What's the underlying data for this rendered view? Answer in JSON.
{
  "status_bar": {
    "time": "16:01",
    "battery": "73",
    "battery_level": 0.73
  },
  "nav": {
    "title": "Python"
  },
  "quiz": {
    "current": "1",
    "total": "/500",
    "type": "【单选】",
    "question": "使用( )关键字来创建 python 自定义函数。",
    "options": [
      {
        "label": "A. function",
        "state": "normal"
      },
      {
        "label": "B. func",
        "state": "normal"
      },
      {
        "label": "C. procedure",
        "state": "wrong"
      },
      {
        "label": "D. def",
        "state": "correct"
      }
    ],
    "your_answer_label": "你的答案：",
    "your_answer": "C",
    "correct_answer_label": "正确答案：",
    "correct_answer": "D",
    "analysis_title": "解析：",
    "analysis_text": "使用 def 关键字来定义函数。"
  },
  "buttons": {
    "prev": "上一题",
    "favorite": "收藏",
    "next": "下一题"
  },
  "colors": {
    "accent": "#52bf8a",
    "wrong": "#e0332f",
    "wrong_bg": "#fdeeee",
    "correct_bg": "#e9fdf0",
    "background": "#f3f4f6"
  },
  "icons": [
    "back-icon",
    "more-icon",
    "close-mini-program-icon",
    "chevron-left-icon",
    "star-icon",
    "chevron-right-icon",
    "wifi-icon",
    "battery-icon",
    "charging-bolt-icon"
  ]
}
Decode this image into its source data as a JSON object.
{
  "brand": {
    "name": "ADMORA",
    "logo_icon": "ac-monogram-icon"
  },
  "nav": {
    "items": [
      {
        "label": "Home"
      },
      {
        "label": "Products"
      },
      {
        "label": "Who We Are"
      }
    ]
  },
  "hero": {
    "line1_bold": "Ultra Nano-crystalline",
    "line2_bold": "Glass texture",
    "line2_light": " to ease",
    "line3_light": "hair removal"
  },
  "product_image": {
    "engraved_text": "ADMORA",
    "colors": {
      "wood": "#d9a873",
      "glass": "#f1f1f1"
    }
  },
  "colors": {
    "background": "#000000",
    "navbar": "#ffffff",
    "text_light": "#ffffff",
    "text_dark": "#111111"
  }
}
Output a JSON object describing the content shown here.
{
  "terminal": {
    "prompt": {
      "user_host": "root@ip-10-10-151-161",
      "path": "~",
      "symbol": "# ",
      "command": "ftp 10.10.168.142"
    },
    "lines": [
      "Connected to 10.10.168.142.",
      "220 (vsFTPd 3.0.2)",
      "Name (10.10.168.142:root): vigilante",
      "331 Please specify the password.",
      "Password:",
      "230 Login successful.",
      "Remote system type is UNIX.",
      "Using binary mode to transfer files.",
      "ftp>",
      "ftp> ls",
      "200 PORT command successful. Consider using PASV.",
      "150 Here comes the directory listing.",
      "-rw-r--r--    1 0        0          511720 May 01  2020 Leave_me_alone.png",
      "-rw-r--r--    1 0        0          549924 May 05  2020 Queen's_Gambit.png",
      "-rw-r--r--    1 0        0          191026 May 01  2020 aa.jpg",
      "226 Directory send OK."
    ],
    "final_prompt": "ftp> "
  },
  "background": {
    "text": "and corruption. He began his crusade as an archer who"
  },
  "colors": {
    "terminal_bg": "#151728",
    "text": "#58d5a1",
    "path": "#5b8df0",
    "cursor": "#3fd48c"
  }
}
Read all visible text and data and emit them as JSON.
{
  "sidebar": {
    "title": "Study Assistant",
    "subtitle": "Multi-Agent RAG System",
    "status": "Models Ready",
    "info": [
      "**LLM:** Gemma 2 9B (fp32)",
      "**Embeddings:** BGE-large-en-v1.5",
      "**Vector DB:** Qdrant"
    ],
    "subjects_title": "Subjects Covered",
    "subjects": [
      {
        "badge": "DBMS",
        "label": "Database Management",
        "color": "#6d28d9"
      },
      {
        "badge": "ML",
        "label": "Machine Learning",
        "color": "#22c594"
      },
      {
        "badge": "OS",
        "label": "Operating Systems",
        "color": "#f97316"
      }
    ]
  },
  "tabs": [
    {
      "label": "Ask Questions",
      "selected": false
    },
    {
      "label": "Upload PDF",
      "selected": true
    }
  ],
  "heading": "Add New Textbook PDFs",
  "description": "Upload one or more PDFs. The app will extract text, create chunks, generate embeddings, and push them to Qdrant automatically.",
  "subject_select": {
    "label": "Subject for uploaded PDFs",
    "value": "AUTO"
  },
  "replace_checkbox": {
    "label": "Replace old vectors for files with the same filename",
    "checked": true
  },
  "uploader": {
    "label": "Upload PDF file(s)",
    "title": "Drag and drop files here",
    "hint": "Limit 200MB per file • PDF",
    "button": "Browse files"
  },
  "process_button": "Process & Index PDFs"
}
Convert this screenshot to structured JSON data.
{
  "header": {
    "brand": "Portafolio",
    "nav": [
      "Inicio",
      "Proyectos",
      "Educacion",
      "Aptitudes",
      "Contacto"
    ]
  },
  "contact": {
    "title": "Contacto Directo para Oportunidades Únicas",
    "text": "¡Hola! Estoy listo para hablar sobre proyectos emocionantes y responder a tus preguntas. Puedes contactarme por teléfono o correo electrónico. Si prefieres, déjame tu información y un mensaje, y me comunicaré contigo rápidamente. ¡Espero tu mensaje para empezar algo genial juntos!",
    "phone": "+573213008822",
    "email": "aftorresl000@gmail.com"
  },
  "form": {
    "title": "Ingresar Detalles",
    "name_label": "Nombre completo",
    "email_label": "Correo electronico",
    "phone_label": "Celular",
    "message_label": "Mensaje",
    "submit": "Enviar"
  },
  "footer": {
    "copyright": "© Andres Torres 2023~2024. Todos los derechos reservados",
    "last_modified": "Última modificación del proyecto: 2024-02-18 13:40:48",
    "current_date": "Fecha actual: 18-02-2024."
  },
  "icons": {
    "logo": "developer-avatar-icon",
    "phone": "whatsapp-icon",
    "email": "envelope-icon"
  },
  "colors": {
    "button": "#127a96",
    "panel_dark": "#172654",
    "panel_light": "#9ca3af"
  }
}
■ ■ ■
→ To do: Give the number of lines that hold the word "object" in these records, with nothing added.

→ Worked solution: 2